• **RECORDS TO PROCESS**:

***

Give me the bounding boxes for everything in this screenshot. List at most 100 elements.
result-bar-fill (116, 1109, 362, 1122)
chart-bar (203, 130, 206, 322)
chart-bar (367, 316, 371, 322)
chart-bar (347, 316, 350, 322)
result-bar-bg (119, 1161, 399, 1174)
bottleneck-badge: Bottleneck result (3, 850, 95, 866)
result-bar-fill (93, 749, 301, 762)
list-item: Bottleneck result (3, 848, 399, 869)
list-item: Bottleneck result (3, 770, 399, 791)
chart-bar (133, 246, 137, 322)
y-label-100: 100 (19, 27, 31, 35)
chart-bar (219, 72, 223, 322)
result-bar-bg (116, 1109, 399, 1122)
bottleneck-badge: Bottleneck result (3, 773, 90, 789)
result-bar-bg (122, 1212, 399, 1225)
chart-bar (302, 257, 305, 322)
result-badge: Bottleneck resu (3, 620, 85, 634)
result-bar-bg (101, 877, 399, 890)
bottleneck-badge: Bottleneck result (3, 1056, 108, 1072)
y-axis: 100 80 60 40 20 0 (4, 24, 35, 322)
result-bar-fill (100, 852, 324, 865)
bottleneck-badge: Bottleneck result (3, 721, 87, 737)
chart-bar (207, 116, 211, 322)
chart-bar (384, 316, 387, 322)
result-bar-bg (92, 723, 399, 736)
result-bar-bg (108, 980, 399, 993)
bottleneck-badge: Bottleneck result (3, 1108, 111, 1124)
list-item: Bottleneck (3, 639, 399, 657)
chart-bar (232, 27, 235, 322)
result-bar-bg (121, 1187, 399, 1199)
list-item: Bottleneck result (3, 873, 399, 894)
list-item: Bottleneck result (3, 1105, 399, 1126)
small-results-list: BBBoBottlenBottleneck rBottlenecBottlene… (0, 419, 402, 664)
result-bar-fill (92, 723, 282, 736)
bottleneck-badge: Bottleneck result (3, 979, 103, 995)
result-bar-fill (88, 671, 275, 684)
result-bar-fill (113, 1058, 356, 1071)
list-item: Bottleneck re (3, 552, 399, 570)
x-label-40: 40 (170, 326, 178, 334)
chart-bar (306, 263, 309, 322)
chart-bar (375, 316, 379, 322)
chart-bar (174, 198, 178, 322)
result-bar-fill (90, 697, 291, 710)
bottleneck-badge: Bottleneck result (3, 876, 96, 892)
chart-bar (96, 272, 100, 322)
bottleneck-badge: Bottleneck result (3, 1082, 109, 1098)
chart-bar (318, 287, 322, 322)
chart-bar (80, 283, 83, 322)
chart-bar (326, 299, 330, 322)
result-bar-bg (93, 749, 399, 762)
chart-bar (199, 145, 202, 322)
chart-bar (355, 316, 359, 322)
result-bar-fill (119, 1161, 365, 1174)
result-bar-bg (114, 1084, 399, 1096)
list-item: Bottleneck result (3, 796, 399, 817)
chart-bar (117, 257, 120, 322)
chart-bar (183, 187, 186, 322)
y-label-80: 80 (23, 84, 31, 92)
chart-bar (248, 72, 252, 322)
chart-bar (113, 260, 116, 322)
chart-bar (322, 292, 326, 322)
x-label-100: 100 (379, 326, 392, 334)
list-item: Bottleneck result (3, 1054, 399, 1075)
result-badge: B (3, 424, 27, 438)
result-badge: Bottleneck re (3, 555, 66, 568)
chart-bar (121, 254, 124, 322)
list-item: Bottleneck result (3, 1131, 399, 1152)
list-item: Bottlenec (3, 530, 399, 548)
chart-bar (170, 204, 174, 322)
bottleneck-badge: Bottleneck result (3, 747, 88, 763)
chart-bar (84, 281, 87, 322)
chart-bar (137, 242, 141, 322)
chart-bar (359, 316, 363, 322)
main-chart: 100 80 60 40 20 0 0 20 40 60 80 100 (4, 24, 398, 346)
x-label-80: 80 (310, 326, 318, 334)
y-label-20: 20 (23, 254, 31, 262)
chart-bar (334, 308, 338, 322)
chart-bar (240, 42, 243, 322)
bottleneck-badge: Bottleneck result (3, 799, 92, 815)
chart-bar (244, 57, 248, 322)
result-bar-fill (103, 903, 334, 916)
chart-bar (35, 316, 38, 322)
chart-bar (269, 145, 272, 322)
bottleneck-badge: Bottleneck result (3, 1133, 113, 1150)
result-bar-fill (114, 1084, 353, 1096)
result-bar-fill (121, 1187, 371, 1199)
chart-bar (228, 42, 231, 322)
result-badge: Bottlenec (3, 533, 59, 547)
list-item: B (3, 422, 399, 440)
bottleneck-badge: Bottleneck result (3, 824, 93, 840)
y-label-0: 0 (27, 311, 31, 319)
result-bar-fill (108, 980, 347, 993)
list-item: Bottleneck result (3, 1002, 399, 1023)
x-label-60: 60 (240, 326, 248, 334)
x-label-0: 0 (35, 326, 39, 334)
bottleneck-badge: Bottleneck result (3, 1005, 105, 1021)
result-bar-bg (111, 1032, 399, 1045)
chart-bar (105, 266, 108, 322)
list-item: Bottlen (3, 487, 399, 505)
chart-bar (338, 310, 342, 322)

***

• **EXERCISE**:
Reproduce every entry above verbatim, with each line unchanged.

• **ANSWER**:
Give me the bounding boxes for everything in this screenshot. List at most 100 elements.
result-bar-fill (116, 1109, 362, 1122)
chart-bar (203, 130, 206, 322)
chart-bar (367, 316, 371, 322)
chart-bar (347, 316, 350, 322)
result-bar-bg (119, 1161, 399, 1174)
bottleneck-badge: Bottleneck result (3, 850, 95, 866)
result-bar-fill (93, 749, 301, 762)
list-item: Bottleneck result (3, 848, 399, 869)
list-item: Bottleneck result (3, 770, 399, 791)
chart-bar (133, 246, 137, 322)
y-label-100: 100 (19, 27, 31, 35)
chart-bar (219, 72, 223, 322)
result-bar-bg (116, 1109, 399, 1122)
bottleneck-badge: Bottleneck result (3, 773, 90, 789)
result-bar-bg (122, 1212, 399, 1225)
chart-bar (302, 257, 305, 322)
result-badge: Bottleneck resu (3, 620, 85, 634)
result-bar-bg (101, 877, 399, 890)
bottleneck-badge: Bottleneck result (3, 1056, 108, 1072)
y-axis: 100 80 60 40 20 0 (4, 24, 35, 322)
result-bar-fill (100, 852, 324, 865)
bottleneck-badge: Bottleneck result (3, 721, 87, 737)
chart-bar (207, 116, 211, 322)
chart-bar (384, 316, 387, 322)
result-bar-bg (92, 723, 399, 736)
result-bar-bg (108, 980, 399, 993)
bottleneck-badge: Bottleneck result (3, 1108, 111, 1124)
list-item: Bottleneck (3, 639, 399, 657)
chart-bar (232, 27, 235, 322)
result-bar-bg (121, 1187, 399, 1199)
list-item: Bottleneck result (3, 873, 399, 894)
list-item: Bottleneck result (3, 1105, 399, 1126)
small-results-list: BBBoBottlenBottleneck rBottlenecBottlene… (0, 419, 402, 664)
result-bar-fill (92, 723, 282, 736)
bottleneck-badge: Bottleneck result (3, 979, 103, 995)
result-bar-fill (88, 671, 275, 684)
result-bar-fill (113, 1058, 356, 1071)
list-item: Bottleneck re (3, 552, 399, 570)
x-label-40: 40 (170, 326, 178, 334)
chart-bar (306, 263, 309, 322)
chart-bar (375, 316, 379, 322)
chart-bar (174, 198, 178, 322)
result-bar-fill (90, 697, 291, 710)
bottleneck-badge: Bottleneck result (3, 876, 96, 892)
chart-bar (96, 272, 100, 322)
bottleneck-badge: Bottleneck result (3, 1082, 109, 1098)
chart-bar (318, 287, 322, 322)
chart-bar (80, 283, 83, 322)
chart-bar (326, 299, 330, 322)
result-bar-bg (93, 749, 399, 762)
chart-bar (199, 145, 202, 322)
chart-bar (355, 316, 359, 322)
result-bar-fill (119, 1161, 365, 1174)
result-bar-bg (114, 1084, 399, 1096)
list-item: Bottleneck result (3, 796, 399, 817)
chart-bar (117, 257, 120, 322)
chart-bar (183, 187, 186, 322)
y-label-80: 80 (23, 84, 31, 92)
chart-bar (248, 72, 252, 322)
chart-bar (113, 260, 116, 322)
chart-bar (322, 292, 326, 322)
x-label-100: 100 (379, 326, 392, 334)
list-item: Bottleneck result (3, 1054, 399, 1075)
result-badge: B (3, 424, 27, 438)
result-badge: Bottleneck re (3, 555, 66, 568)
chart-bar (121, 254, 124, 322)
list-item: Bottleneck result (3, 1131, 399, 1152)
list-item: Bottlenec (3, 530, 399, 548)
chart-bar (170, 204, 174, 322)
bottleneck-badge: Bottleneck result (3, 747, 88, 763)
chart-bar (84, 281, 87, 322)
chart-bar (137, 242, 141, 322)
chart-bar (359, 316, 363, 322)
main-chart: 100 80 60 40 20 0 0 20 40 60 80 100 (4, 24, 398, 346)
x-label-80: 80 (310, 326, 318, 334)
y-label-20: 20 (23, 254, 31, 262)
chart-bar (334, 308, 338, 322)
chart-bar (240, 42, 243, 322)
bottleneck-badge: Bottleneck result (3, 799, 92, 815)
chart-bar (244, 57, 248, 322)
result-bar-fill (103, 903, 334, 916)
chart-bar (35, 316, 38, 322)
chart-bar (269, 145, 272, 322)
bottleneck-badge: Bottleneck result (3, 1133, 113, 1150)
result-bar-fill (114, 1084, 353, 1096)
result-bar-fill (121, 1187, 371, 1199)
chart-bar (228, 42, 231, 322)
result-badge: Bottlenec (3, 533, 59, 547)
list-item: B (3, 422, 399, 440)
bottleneck-badge: Bottleneck result (3, 824, 93, 840)
y-label-0: 0 (27, 311, 31, 319)
result-bar-fill (108, 980, 347, 993)
list-item: Bottleneck result (3, 1002, 399, 1023)
x-label-60: 60 (240, 326, 248, 334)
x-label-0: 0 (35, 326, 39, 334)
bottleneck-badge: Bottleneck result (3, 1005, 105, 1021)
result-bar-bg (111, 1032, 399, 1045)
chart-bar (105, 266, 108, 322)
list-item: Bottlen (3, 487, 399, 505)
chart-bar (338, 310, 342, 322)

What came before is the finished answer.